Entries shown >>

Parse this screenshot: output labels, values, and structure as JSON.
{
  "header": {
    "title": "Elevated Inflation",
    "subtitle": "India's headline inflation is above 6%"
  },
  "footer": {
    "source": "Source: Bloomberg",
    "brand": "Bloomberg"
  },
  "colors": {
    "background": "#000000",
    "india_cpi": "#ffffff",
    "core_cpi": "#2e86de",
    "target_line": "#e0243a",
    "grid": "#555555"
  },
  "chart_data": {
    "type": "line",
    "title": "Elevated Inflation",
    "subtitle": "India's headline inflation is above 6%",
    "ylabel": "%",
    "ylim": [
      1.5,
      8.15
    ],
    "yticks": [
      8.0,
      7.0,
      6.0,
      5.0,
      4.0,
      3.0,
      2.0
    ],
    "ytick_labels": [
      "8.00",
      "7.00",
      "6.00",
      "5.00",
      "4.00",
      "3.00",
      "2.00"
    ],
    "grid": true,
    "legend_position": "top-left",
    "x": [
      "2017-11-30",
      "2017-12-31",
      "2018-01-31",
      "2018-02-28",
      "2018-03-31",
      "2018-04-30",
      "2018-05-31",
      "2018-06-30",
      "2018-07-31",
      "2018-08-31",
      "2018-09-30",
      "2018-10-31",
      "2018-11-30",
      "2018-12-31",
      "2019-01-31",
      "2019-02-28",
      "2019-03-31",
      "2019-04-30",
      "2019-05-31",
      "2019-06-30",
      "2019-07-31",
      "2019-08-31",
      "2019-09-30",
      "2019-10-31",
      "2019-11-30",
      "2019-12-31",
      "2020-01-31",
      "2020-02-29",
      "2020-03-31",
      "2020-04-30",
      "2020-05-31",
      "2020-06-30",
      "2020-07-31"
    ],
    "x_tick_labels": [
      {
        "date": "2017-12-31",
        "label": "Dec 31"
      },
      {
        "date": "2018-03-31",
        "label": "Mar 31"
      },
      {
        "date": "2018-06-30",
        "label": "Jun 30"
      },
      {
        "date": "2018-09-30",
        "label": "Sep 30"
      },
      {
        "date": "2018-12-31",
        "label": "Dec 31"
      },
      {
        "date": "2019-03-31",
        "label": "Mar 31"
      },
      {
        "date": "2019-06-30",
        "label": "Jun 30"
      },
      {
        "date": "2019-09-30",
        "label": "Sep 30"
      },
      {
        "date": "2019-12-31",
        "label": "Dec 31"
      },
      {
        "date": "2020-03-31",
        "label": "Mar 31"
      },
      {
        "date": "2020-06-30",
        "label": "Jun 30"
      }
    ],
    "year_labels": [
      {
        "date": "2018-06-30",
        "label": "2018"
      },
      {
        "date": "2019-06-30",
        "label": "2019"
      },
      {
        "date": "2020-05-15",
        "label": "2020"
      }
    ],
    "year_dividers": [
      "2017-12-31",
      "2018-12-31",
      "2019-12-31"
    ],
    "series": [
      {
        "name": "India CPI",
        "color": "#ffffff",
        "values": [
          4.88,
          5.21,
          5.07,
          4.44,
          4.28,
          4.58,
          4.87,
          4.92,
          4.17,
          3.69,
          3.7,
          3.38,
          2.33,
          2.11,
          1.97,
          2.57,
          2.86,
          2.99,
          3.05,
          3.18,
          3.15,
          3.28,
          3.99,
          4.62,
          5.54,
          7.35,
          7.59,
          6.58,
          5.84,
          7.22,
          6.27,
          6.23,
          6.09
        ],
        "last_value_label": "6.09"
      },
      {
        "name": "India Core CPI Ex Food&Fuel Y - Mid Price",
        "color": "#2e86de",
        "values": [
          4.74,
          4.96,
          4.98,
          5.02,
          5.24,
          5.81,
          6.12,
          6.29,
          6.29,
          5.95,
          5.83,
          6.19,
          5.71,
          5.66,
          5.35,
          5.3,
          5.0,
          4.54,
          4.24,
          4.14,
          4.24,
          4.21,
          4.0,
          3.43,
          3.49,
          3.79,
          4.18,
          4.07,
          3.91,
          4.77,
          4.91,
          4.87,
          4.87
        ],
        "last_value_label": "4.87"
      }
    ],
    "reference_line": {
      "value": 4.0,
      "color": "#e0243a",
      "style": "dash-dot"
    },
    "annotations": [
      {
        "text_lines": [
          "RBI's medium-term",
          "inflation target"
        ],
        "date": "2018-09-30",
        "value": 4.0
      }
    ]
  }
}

Prompt >> Tally the lines containing "above". Provide the number without any other words.

Complete response >> 2